◆ WHAT IS ASKED:
Pick out the lines containing "процедуры".

◆ INFORMATION SUPPLIED:
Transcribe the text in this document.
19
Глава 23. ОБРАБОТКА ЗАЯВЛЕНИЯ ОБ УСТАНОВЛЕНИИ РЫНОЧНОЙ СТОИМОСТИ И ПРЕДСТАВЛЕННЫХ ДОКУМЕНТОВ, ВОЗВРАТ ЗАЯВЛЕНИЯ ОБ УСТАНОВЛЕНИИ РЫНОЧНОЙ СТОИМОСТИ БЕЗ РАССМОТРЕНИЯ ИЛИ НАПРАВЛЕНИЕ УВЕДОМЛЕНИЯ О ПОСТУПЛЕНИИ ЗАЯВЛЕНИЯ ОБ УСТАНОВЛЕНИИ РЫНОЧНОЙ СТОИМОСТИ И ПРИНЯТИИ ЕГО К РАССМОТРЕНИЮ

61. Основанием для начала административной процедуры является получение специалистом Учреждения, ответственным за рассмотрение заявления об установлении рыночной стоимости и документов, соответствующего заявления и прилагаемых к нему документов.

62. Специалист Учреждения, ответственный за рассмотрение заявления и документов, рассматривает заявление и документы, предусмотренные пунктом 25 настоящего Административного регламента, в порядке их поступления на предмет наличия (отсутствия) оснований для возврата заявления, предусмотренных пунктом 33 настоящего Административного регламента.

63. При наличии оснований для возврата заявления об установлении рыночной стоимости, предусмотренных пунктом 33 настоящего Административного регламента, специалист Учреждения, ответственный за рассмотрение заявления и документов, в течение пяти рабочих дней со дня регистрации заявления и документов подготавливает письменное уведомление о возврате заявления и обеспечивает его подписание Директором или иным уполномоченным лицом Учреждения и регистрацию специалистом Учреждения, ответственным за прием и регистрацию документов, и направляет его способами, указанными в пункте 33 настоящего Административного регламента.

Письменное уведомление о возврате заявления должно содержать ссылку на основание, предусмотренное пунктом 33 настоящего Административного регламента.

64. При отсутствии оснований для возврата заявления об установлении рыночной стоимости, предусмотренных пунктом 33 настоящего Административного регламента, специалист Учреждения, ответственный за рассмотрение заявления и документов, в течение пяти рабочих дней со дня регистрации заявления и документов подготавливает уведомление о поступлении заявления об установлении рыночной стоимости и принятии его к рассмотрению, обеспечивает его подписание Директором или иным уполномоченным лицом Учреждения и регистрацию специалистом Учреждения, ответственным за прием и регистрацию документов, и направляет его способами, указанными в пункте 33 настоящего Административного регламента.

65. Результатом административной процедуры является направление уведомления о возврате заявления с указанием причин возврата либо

◆ RESULT FOR THIS TASK:
61. Основанием для начала административной процедуры является получение специалистом Учреждения, ответственным за рассмотрение заявления об установлении рыночной стоимости и документов, соответствующего заявления и прилагаемых к нему документов.
65. Результатом административной процедуры является направление уведомления о возврате заявления с указанием причин возврата либо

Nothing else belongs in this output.